_Instructions for the task:_ From the listing below, pull out every line where the string "Room" appears.

══ Stored records

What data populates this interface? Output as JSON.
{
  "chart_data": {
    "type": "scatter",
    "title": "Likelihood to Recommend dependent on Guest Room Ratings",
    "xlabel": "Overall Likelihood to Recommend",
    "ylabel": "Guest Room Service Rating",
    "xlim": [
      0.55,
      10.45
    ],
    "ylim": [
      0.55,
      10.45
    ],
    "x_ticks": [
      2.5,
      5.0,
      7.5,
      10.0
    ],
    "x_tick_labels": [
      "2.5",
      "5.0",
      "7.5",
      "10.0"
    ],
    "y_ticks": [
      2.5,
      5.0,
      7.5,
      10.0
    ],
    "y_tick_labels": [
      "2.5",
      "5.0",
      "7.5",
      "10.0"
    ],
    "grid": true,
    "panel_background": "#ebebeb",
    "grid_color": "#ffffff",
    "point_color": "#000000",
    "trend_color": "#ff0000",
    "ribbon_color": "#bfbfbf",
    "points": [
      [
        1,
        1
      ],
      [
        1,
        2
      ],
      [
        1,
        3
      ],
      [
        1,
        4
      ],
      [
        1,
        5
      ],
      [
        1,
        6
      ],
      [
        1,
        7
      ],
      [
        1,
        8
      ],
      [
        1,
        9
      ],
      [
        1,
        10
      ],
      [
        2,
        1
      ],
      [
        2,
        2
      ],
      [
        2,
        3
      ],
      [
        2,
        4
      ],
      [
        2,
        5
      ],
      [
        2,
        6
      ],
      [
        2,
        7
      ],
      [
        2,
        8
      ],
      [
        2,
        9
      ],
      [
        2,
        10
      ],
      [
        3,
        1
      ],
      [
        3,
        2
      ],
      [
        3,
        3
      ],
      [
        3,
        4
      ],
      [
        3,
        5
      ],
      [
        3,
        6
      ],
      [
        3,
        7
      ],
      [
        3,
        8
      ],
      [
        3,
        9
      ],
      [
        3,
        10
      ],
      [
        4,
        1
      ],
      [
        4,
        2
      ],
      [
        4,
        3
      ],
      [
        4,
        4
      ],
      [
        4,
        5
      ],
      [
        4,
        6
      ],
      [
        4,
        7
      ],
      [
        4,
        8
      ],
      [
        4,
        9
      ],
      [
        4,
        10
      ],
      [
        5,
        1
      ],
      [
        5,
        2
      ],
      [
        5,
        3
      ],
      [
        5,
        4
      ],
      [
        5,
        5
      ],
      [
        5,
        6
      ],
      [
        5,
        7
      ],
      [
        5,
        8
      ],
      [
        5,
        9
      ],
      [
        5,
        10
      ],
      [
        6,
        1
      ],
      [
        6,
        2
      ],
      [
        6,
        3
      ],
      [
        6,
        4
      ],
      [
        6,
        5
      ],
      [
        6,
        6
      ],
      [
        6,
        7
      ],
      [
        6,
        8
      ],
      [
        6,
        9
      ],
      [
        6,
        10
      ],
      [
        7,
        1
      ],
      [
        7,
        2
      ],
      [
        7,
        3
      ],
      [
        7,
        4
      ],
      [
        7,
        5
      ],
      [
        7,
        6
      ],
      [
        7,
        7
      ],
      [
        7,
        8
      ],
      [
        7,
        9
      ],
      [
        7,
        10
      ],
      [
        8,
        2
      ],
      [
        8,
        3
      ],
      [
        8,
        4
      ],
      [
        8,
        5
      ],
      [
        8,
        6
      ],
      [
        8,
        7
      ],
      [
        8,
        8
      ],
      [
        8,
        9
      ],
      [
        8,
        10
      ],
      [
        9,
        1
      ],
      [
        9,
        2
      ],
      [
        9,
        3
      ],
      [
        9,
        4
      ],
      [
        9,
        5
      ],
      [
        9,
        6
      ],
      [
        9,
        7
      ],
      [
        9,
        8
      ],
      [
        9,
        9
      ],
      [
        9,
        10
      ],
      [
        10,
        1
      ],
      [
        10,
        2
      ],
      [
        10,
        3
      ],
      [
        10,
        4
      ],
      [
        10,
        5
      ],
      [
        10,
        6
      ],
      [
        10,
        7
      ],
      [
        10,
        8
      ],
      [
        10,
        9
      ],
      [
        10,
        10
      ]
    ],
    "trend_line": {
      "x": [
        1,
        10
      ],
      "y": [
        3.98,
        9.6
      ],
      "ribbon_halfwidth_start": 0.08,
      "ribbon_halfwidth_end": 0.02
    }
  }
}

════

_Worked answer:_
    "title": "Likelihood to Recommend dependent on Guest Room Ratings",
    "ylabel": "Guest Room Service Rating",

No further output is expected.